Data records:
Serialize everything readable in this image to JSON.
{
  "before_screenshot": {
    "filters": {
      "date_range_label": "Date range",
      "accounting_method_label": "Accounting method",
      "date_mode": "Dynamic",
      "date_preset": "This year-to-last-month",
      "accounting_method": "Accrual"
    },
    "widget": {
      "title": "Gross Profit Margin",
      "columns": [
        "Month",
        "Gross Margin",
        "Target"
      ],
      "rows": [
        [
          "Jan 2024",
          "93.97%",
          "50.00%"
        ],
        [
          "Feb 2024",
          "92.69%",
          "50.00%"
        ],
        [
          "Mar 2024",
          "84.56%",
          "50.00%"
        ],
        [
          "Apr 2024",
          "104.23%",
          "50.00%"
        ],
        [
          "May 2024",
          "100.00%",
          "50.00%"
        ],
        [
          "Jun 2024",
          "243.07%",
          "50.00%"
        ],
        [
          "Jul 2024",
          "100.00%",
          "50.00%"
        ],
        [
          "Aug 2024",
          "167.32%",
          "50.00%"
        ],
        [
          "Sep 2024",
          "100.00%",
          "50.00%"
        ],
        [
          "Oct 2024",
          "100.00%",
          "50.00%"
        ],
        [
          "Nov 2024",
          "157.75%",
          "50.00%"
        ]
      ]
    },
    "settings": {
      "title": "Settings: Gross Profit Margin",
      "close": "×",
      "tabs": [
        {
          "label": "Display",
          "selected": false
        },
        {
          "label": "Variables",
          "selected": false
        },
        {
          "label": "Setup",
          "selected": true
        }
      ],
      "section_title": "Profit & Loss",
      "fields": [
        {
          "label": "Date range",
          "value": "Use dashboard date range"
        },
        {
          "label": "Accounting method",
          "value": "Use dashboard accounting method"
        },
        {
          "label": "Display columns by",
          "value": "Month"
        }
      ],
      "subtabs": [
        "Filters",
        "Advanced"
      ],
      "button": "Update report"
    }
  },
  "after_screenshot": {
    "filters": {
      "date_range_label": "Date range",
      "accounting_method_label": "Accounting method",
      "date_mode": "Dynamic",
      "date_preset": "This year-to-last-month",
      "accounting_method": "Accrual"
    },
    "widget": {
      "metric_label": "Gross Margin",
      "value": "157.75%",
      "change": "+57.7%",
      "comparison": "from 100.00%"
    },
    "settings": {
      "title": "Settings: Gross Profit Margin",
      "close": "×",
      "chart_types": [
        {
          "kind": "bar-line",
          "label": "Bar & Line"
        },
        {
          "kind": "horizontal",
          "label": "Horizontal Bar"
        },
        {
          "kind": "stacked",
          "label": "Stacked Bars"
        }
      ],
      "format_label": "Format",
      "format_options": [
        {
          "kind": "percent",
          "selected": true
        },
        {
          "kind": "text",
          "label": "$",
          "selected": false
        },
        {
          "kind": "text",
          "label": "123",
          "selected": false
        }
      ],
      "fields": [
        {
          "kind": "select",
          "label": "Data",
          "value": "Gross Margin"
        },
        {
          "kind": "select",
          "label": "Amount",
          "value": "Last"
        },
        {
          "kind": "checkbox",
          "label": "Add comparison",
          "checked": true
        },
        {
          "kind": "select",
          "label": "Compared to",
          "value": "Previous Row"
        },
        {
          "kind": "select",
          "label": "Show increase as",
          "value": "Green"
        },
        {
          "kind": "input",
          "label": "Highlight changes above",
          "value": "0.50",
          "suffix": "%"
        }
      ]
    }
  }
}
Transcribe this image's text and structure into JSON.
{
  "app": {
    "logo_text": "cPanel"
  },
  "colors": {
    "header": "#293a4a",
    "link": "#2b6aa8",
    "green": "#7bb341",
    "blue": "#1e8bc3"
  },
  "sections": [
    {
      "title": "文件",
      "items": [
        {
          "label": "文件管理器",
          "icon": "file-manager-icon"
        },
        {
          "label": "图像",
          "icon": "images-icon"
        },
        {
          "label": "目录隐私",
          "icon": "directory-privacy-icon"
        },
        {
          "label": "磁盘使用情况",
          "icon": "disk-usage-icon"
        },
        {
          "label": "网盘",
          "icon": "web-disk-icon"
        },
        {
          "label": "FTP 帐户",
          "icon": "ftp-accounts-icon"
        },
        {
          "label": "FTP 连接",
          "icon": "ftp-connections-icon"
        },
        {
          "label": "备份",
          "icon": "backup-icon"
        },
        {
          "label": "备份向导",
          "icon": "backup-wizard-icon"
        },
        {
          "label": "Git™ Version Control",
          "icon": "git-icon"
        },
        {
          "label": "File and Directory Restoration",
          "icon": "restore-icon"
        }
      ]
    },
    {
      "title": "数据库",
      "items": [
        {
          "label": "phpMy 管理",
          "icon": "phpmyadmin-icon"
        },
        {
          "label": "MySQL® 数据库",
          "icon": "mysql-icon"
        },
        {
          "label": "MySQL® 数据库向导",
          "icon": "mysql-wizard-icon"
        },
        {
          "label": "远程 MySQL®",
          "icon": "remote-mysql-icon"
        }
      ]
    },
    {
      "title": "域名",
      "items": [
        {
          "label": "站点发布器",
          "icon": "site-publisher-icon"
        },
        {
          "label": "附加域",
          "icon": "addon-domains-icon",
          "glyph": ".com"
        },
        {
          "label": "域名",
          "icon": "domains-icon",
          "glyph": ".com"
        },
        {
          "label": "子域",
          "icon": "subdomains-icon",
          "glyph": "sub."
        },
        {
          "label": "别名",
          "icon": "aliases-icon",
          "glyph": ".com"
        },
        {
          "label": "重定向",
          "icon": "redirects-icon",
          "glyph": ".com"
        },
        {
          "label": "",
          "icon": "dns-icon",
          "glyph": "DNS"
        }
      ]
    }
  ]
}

Task: Go through the records and gather the lines that hold "range".

Task output:
      "date_range_label": "Date range",
          "label": "Date range",
          "value": "Use dashboard date range"
      "date_range_label": "Date range",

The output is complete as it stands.